- [Requirements]:
Set each record down exactly, excluding all images.

- [The input]:
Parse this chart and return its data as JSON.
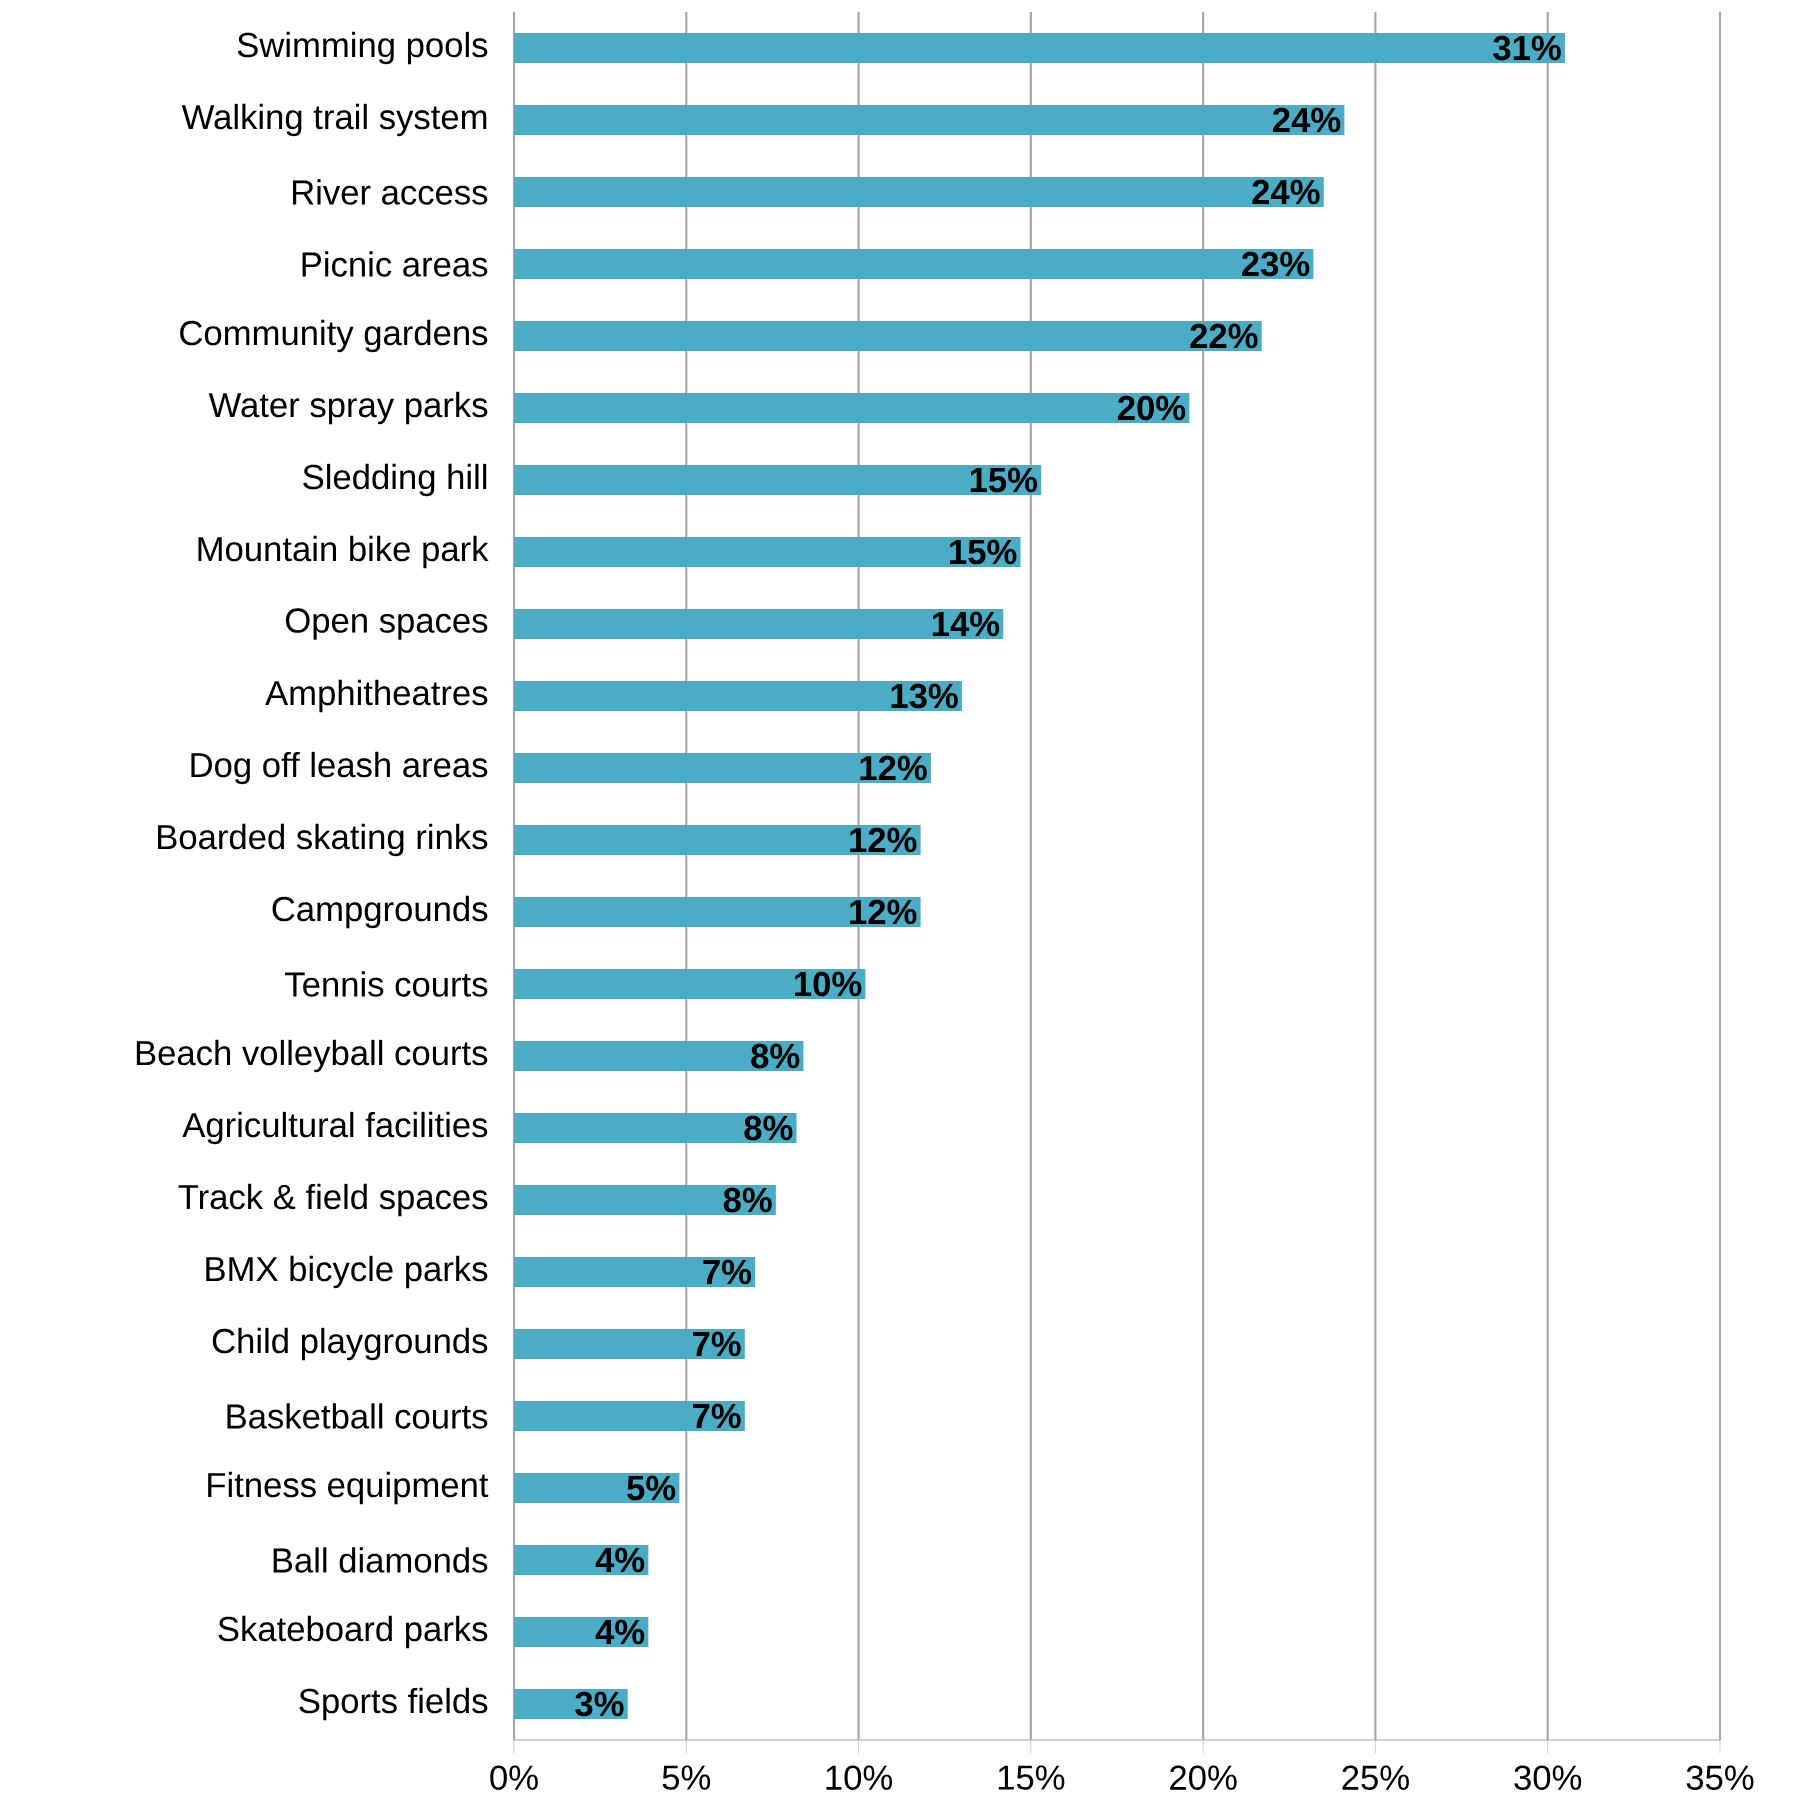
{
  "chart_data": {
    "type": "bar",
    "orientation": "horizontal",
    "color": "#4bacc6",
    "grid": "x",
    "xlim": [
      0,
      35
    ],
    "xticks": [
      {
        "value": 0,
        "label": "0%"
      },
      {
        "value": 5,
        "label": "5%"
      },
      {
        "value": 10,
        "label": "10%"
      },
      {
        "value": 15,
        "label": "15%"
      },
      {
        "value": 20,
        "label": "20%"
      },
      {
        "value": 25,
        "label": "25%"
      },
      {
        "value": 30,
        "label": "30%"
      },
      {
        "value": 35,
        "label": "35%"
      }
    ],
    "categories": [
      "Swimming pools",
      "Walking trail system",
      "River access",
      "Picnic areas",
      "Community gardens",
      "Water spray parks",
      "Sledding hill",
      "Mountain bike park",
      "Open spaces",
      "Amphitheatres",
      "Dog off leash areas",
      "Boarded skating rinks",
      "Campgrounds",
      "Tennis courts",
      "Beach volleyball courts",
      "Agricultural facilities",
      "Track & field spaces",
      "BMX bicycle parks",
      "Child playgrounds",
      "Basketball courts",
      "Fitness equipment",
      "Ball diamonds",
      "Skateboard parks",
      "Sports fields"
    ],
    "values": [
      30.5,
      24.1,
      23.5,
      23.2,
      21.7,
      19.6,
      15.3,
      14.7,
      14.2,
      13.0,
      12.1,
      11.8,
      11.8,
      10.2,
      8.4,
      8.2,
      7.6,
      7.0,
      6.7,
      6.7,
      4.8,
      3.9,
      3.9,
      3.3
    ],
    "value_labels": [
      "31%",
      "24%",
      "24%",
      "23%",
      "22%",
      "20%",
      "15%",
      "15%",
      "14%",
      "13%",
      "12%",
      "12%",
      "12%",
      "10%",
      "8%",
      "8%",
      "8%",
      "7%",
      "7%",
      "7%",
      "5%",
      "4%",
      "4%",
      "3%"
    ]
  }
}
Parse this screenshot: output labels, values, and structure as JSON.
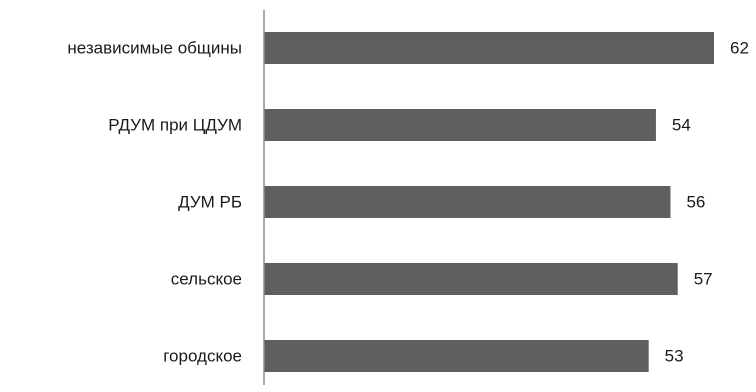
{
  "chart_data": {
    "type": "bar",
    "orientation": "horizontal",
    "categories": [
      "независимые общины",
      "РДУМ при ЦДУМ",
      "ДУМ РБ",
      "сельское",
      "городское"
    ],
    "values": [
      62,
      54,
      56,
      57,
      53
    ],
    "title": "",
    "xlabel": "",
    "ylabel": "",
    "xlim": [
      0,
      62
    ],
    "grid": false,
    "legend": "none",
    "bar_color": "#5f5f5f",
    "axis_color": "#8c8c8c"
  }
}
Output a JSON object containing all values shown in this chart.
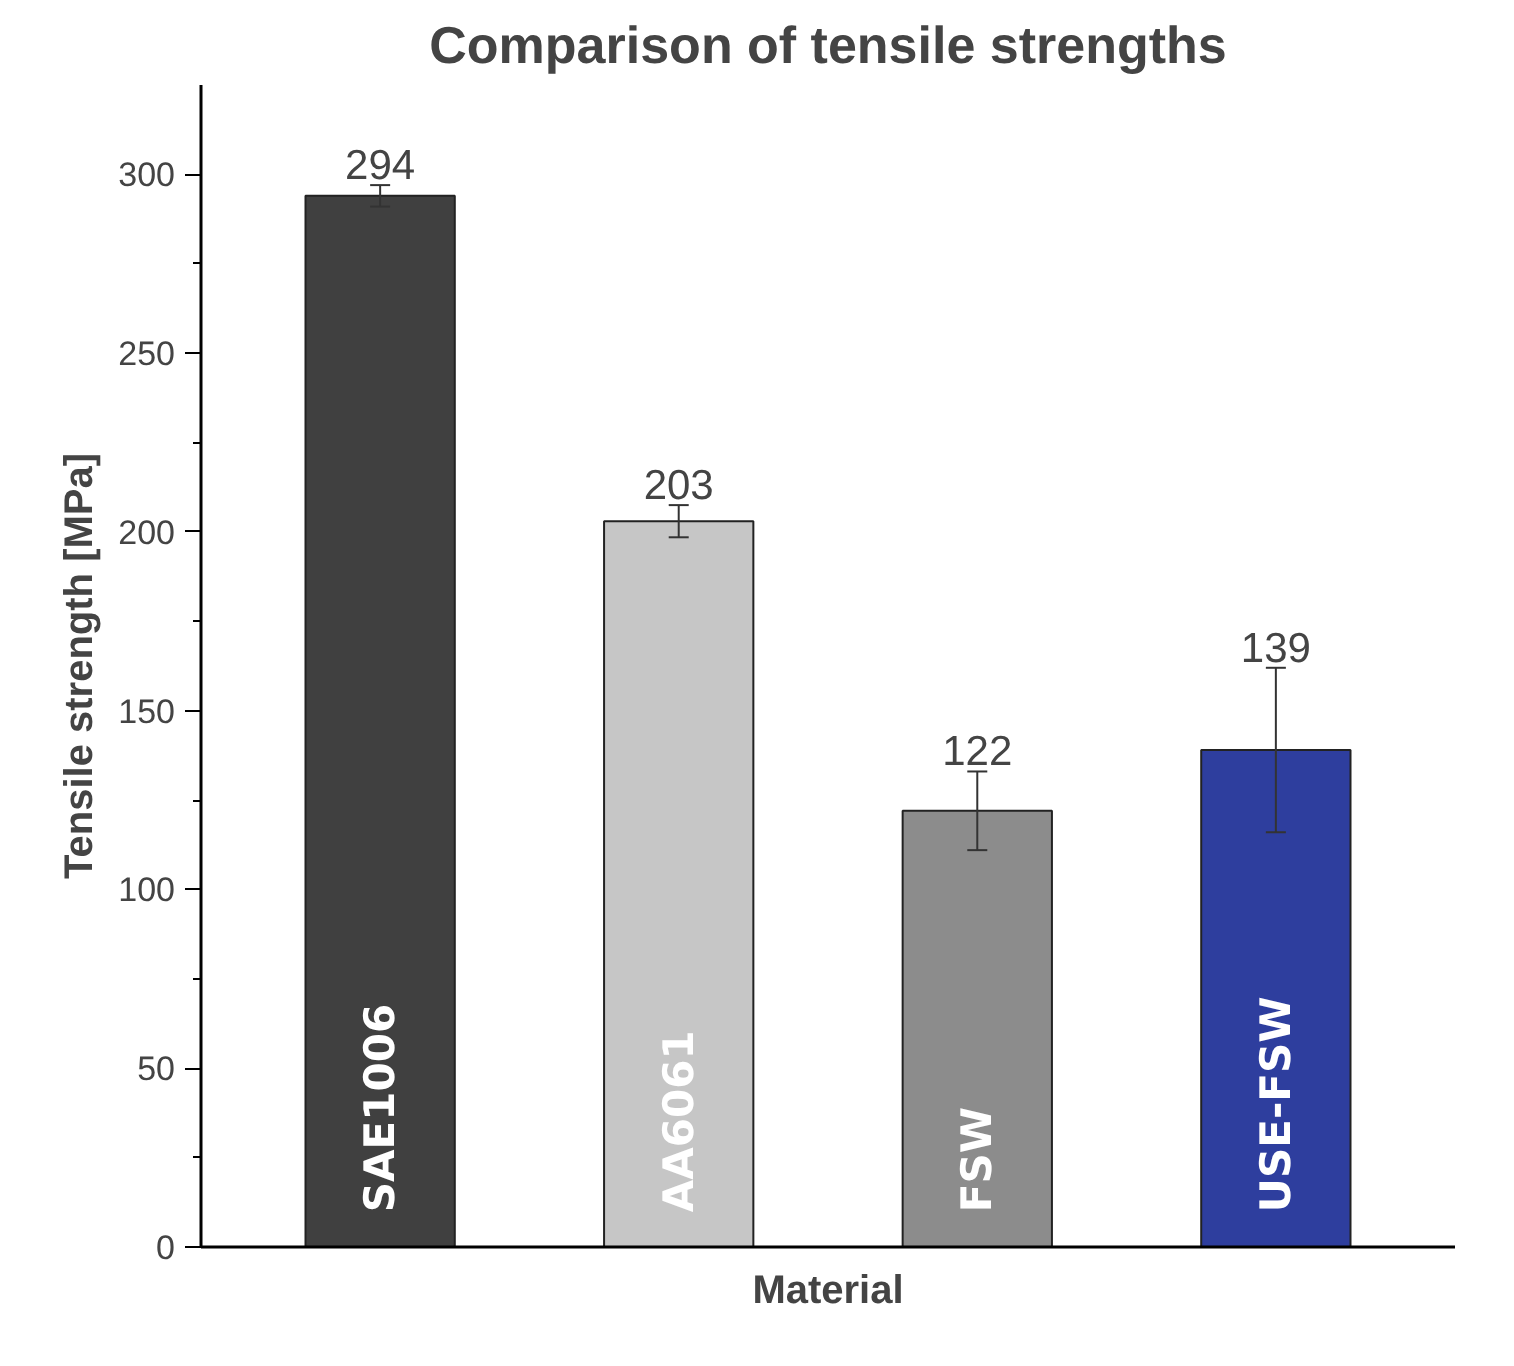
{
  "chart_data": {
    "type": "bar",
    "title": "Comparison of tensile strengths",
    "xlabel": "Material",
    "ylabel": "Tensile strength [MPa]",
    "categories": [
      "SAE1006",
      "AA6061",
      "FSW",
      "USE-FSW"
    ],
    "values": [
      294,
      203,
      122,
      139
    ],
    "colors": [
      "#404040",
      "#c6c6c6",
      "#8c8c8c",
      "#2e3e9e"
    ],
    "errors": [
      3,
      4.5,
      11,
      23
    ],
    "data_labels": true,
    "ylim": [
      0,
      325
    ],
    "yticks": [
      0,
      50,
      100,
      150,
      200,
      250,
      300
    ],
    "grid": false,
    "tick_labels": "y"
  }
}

- [Task solution]:
Parse this chart and return its data as JSON.
{
  "chart_data": {
    "type": "bar",
    "orientation": "horizontal",
    "color": "#4bacc6",
    "grid": "x",
    "xlim": [
      0,
      35
    ],
    "xticks": [
      {
        "value": 0,
        "label": "0%"
      },
      {
        "value": 5,
        "label": "5%"
      },
      {
        "value": 10,
        "label": "10%"
      },
      {
        "value": 15,
        "label": "15%"
      },
      {
        "value": 20,
        "label": "20%"
      },
      {
        "value": 25,
        "label": "25%"
      },
      {
        "value": 30,
        "label": "30%"
      },
      {
        "value": 35,
        "label": "35%"
      }
    ],
    "categories": [
      "Swimming pools",
      "Walking trail system",
      "River access",
      "Picnic areas",
      "Community gardens",
      "Water spray parks",
      "Sledding hill",
      "Mountain bike park",
      "Open spaces",
      "Amphitheatres",
      "Dog off leash areas",
      "Boarded skating rinks",
      "Campgrounds",
      "Tennis courts",
      "Beach volleyball courts",
      "Agricultural facilities",
      "Track & field spaces",
      "BMX bicycle parks",
      "Child playgrounds",
      "Basketball courts",
      "Fitness equipment",
      "Ball diamonds",
      "Skateboard parks",
      "Sports fields"
    ],
    "values": [
      30.5,
      24.1,
      23.5,
      23.2,
      21.7,
      19.6,
      15.3,
      14.7,
      14.2,
      13.0,
      12.1,
      11.8,
      11.8,
      10.2,
      8.4,
      8.2,
      7.6,
      7.0,
      6.7,
      6.7,
      4.8,
      3.9,
      3.9,
      3.3
    ],
    "value_labels": [
      "31%",
      "24%",
      "24%",
      "23%",
      "22%",
      "20%",
      "15%",
      "15%",
      "14%",
      "13%",
      "12%",
      "12%",
      "12%",
      "10%",
      "8%",
      "8%",
      "8%",
      "7%",
      "7%",
      "7%",
      "5%",
      "4%",
      "4%",
      "3%"
    ]
  }
}
Parse this screenshot: output labels, values, and structure as JSON.
{
  "chart_data": {
    "type": "bar",
    "orientation": "horizontal",
    "categories": [
      "независимые общины",
      "РДУМ при ЦДУМ",
      "ДУМ РБ",
      "сельское",
      "городское"
    ],
    "values": [
      62,
      54,
      56,
      57,
      53
    ],
    "title": "",
    "xlabel": "",
    "ylabel": "",
    "xlim": [
      0,
      62
    ],
    "grid": false,
    "legend": "none",
    "bar_color": "#5f5f5f",
    "axis_color": "#8c8c8c"
  }
}
Output a JSON object containing all values shown in this chart.
{
  "chart_data": {
    "type": "bar",
    "title": "Comparison of tensile strengths",
    "xlabel": "Material",
    "ylabel": "Tensile strength [MPa]",
    "categories": [
      "SAE1006",
      "AA6061",
      "FSW",
      "USE-FSW"
    ],
    "values": [
      294,
      203,
      122,
      139
    ],
    "colors": [
      "#404040",
      "#c6c6c6",
      "#8c8c8c",
      "#2e3e9e"
    ],
    "errors": [
      3,
      4.5,
      11,
      23
    ],
    "data_labels": true,
    "ylim": [
      0,
      325
    ],
    "yticks": [
      0,
      50,
      100,
      150,
      200,
      250,
      300
    ],
    "grid": false,
    "tick_labels": "y"
  }
}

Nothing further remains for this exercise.